[Work to do] Write out all of the entries that follow, word for word, but skip the pictures.

-- begin Information provided --

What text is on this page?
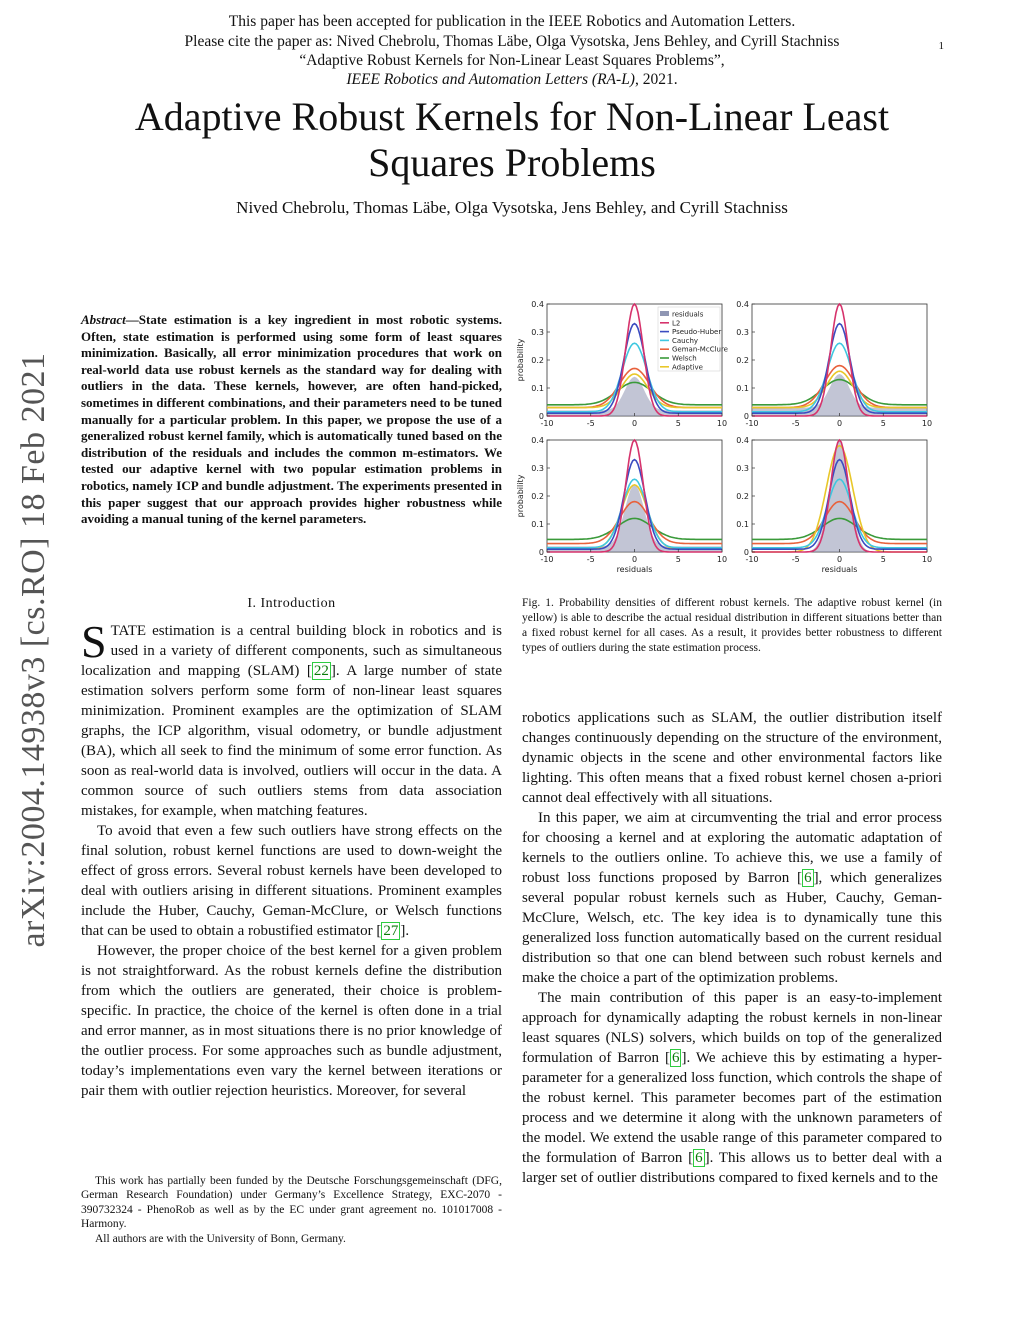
This paper has been accepted for publication in the IEEE Robotics and Automation Letters.
Please cite the paper as: Nived Chebrolu, Thomas Läbe, Olga Vysotska, Jens Behley, and Cyrill Stachniss
“Adaptive Robust Kernels for Non-Linear Least Squares Problems”,
IEEE Robotics and Automation Letters (RA-L), 2021.
1
Adaptive Robust Kernels for Non-Linear Least
Squares Problems
Nived Chebrolu, Thomas Läbe, Olga Vysotska, Jens Behley, and Cyrill Stachniss
arXiv:2004.14938v3 [cs.RO] 18 Feb 2021
Abstract—State estimation is a key ingredient in most robotic systems. Often, state estimation is performed using some form of least squares minimization. Basically, all error minimization procedures that work on real-world data use robust kernels as the standard way for dealing with outliers in the data. These kernels, however, are often hand-picked, sometimes in different combinations, and their parameters need to be tuned manually for a particular problem. In this paper, we propose the use of a generalized robust kernel family, which is automatically tuned based on the distribution of the residuals and includes the common m-estimators. We tested our adaptive kernel with two popular estimation problems in robotics, namely ICP and bundle adjustment. The experiments presented in this paper suggest that our approach provides higher robustness while avoiding a manual tuning of the kernel parameters.
I. Introduction

STATE estimation is a central building block in robotics and is used in a variety of different components, such as simultaneous localization and mapping (SLAM) [ 22 ]. A large number of state estimation solvers perform some form of non-linear least squares minimization. Prominent examples are the optimization of SLAM graphs, the ICP algorithm, visual odometry, or bundle adjustment (BA), which all seek to find the minimum of some error function. As soon as real-world data is involved, outliers will occur in the data. A common source of such outliers stems from data association mistakes, for example, when matching features.

To avoid that even a few such outliers have strong effects on the final solution, robust kernel functions are used to down-weight the effect of gross errors. Several robust kernels have been developed to deal with outliers arising in different situations. Prominent examples include the Huber, Cauchy, Geman-McClure, or Welsch functions that can be used to obtain a robustified estimator [ 27 ].

However, the proper choice of the best kernel for a given problem is not straightforward. As the robust kernels define the distribution from which the outliers are generated, their choice is problem-specific. In practice, the choice of the kernel is often done in a trial and error manner, as in most situations there is no prior knowledge of the outlier process. For some approaches such as bundle adjustment, today’s implementations even vary the kernel between iterations or pair them with outlier rejection heuristics. Moreover, for several

This work has partially been funded by the Deutsche Forschungsgemeinschaft (DFG, German Research Foundation) under Germany’s Excellence Strategy, EXC-2070 - 390732324 - PhenoRob as well as by the EC under grant agreement no. 101017008 - Harmony.

All authors are with the University of Bonn, Germany.

-10	-5	0	5	10
0
0.1
0.2
0.3
0.4
probability
residuals
L2
Pseudo-Huber
Cauchy
Geman-McClure
Welsch
Adaptive
-10	-5	0	5	10
0
0.1
0.2
0.3
0.4
-10	-5	0	5	10
0
0.1
0.2
0.3
0.4
probability
residuals
-10	-5	0	5	10
0
0.1
0.2
0.3
0.4
residuals
Fig. 1. Probability densities of different robust kernels. The adaptive robust kernel (in yellow) is able to describe the actual residual distribution in different situations better than a fixed robust kernel for all cases. As a result, it provides better robustness to different types of outliers during the state estimation process.

robotics applications such as SLAM, the outlier distribution itself changes continuously depending on the structure of the environment, dynamic objects in the scene and other environmental factors like lighting. This often means that a fixed robust kernel chosen a-priori cannot deal effectively with all situations.

In this paper, we aim at circumventing the trial and error process for choosing a kernel and at exploring the automatic adaptation of kernels to the outliers online. To achieve this, we use a family of robust loss functions proposed by Barron [ 6 ], which generalizes several popular robust kernels such as Huber, Cauchy, Geman-McClure, Welsch, etc. The key idea is to dynamically tune this generalized loss function automatically based on the current residual distribution so that one can blend between such robust kernels and make the choice a part of the optimization problems.

The main contribution of this paper is an easy-to-implement approach for dynamically adapting the robust kernels in non-linear least squares (NLS) solvers, which builds on top of the generalized formulation of Barron [ 6 ]. We achieve this by estimating a hyper-parameter for a generalized loss function, which controls the shape of the robust kernel. This parameter becomes part of the estimation process and we determine it along with the unknown parameters of the model. We extend the usable range of this parameter compared to the formulation of Barron [ 6 ]. This allows us to better deal with a larger set of outlier distributions compared to fixed kernels and to the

-- end Information provided --

[The answer]
What text is on this page?
This paper has been accepted for publication in the IEEE Robotics and Automation Letters.
Please cite the paper as: Nived Chebrolu, Thomas Läbe, Olga Vysotska, Jens Behley, and Cyrill Stachniss
“Adaptive Robust Kernels for Non-Linear Least Squares Problems”,
IEEE Robotics and Automation Letters (RA-L), 2021.
1
Adaptive Robust Kernels for Non-Linear Least
Squares Problems
Nived Chebrolu, Thomas Läbe, Olga Vysotska, Jens Behley, and Cyrill Stachniss
arXiv:2004.14938v3 [cs.RO] 18 Feb 2021
Abstract—State estimation is a key ingredient in most robotic systems. Often, state estimation is performed using some form of least squares minimization. Basically, all error minimization procedures that work on real-world data use robust kernels as the standard way for dealing with outliers in the data. These kernels, however, are often hand-picked, sometimes in different combinations, and their parameters need to be tuned manually for a particular problem. In this paper, we propose the use of a generalized robust kernel family, which is automatically tuned based on the distribution of the residuals and includes the common m-estimators. We tested our adaptive kernel with two popular estimation problems in robotics, namely ICP and bundle adjustment. The experiments presented in this paper suggest that our approach provides higher robustness while avoiding a manual tuning of the kernel parameters.
I. Introduction

STATE estimation is a central building block in robotics and is used in a variety of different components, such as simultaneous localization and mapping (SLAM) [ 22 ]. A large number of state estimation solvers perform some form of non-linear least squares minimization. Prominent examples are the optimization of SLAM graphs, the ICP algorithm, visual odometry, or bundle adjustment (BA), which all seek to find the minimum of some error function. As soon as real-world data is involved, outliers will occur in the data. A common source of such outliers stems from data association mistakes, for example, when matching features.

To avoid that even a few such outliers have strong effects on the final solution, robust kernel functions are used to down-weight the effect of gross errors. Several robust kernels have been developed to deal with outliers arising in different situations. Prominent examples include the Huber, Cauchy, Geman-McClure, or Welsch functions that can be used to obtain a robustified estimator [ 27 ].

However, the proper choice of the best kernel for a given problem is not straightforward. As the robust kernels define the distribution from which the outliers are generated, their choice is problem-specific. In practice, the choice of the kernel is often done in a trial and error manner, as in most situations there is no prior knowledge of the outlier process. For some approaches such as bundle adjustment, today’s implementations even vary the kernel between iterations or pair them with outlier rejection heuristics. Moreover, for several

This work has partially been funded by the Deutsche Forschungsgemeinschaft (DFG, German Research Foundation) under Germany’s Excellence Strategy, EXC-2070 - 390732324 - PhenoRob as well as by the EC under grant agreement no. 101017008 - Harmony.

All authors are with the University of Bonn, Germany.

-10	-5	0	5	10
0
0.1
0.2
0.3
0.4
probability
residuals
L2
Pseudo-Huber
Cauchy
Geman-McClure
Welsch
Adaptive
-10	-5	0	5	10
0
0.1
0.2
0.3
0.4
-10	-5	0	5	10
0
0.1
0.2
0.3
0.4
probability
residuals
-10	-5	0	5	10
0
0.1
0.2
0.3
0.4
residuals
Fig. 1. Probability densities of different robust kernels. The adaptive robust kernel (in yellow) is able to describe the actual residual distribution in different situations better than a fixed robust kernel for all cases. As a result, it provides better robustness to different types of outliers during the state estimation process.

robotics applications such as SLAM, the outlier distribution itself changes continuously depending on the structure of the environment, dynamic objects in the scene and other environmental factors like lighting. This often means that a fixed robust kernel chosen a-priori cannot deal effectively with all situations.

In this paper, we aim at circumventing the trial and error process for choosing a kernel and at exploring the automatic adaptation of kernels to the outliers online. To achieve this, we use a family of robust loss functions proposed by Barron [ 6 ], which generalizes several popular robust kernels such as Huber, Cauchy, Geman-McClure, Welsch, etc. The key idea is to dynamically tune this generalized loss function automatically based on the current residual distribution so that one can blend between such robust kernels and make the choice a part of the optimization problems.

The main contribution of this paper is an easy-to-implement approach for dynamically adapting the robust kernels in non-linear least squares (NLS) solvers, which builds on top of the generalized formulation of Barron [ 6 ]. We achieve this by estimating a hyper-parameter for a generalized loss function, which controls the shape of the robust kernel. This parameter becomes part of the estimation process and we determine it along with the unknown parameters of the model. We extend the usable range of this parameter compared to the formulation of Barron [ 6 ]. This allows us to better deal with a larger set of outlier distributions compared to fixed kernels and to the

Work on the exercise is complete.